(Stored data)
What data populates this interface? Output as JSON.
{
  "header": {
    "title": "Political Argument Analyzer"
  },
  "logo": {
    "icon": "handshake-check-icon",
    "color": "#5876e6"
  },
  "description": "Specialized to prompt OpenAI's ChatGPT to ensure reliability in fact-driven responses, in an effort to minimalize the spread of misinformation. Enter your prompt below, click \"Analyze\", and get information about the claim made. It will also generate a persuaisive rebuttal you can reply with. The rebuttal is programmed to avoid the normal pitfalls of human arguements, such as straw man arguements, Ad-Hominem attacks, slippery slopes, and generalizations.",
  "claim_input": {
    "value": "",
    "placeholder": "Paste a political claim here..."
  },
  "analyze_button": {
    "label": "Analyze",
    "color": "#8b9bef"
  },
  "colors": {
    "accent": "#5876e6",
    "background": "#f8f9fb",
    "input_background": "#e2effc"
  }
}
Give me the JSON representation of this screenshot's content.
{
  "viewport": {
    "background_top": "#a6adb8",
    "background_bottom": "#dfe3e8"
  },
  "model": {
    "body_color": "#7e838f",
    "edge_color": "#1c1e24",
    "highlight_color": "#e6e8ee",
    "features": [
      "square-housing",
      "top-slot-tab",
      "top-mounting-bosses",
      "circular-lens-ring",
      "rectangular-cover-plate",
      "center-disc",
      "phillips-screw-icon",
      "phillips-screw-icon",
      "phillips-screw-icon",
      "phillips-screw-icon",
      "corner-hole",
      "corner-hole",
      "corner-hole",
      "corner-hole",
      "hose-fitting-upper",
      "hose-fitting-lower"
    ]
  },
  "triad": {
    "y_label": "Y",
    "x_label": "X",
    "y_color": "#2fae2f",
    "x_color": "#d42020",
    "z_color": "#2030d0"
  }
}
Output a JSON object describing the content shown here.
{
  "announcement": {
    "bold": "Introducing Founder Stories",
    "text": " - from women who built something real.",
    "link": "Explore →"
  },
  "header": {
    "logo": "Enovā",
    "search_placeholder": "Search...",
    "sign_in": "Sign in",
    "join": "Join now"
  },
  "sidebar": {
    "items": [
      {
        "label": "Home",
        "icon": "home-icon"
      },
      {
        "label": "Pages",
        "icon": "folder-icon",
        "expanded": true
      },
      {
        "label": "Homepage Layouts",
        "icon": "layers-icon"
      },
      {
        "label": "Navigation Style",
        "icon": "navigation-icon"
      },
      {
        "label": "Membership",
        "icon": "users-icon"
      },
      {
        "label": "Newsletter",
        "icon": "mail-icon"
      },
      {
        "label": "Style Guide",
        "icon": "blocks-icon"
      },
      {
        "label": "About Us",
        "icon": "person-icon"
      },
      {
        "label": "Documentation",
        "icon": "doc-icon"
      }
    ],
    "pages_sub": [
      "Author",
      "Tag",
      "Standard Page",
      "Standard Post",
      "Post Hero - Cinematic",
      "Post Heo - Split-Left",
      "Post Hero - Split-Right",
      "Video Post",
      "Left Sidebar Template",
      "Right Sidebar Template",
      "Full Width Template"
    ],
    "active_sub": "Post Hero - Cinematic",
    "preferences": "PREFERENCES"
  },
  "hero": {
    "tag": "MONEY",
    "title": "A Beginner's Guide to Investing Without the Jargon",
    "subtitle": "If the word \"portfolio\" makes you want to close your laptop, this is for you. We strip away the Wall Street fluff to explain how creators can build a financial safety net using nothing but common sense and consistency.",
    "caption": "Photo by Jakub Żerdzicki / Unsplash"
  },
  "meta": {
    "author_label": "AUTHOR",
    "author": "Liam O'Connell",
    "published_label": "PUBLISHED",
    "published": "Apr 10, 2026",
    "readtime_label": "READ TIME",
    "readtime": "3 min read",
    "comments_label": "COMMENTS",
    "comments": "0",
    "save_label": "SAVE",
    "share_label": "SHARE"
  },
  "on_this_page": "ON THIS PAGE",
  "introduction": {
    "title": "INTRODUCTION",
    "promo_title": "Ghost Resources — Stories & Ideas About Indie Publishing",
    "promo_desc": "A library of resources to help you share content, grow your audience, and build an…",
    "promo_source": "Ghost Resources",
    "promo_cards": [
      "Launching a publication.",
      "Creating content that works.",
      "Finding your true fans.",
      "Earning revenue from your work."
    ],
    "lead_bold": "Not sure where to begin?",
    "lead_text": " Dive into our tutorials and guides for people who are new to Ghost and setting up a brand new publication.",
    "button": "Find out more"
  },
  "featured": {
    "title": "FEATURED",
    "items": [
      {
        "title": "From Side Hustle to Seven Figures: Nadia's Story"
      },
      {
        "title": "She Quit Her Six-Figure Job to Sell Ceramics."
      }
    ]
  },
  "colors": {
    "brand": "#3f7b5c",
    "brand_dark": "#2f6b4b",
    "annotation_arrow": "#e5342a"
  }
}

◆ **Aim of the exercise**
Extract every line containing the string "Split" from the data above.

◆ **The answer**
      "Post Heo - Split-Left",
      "Post Hero - Split-Right",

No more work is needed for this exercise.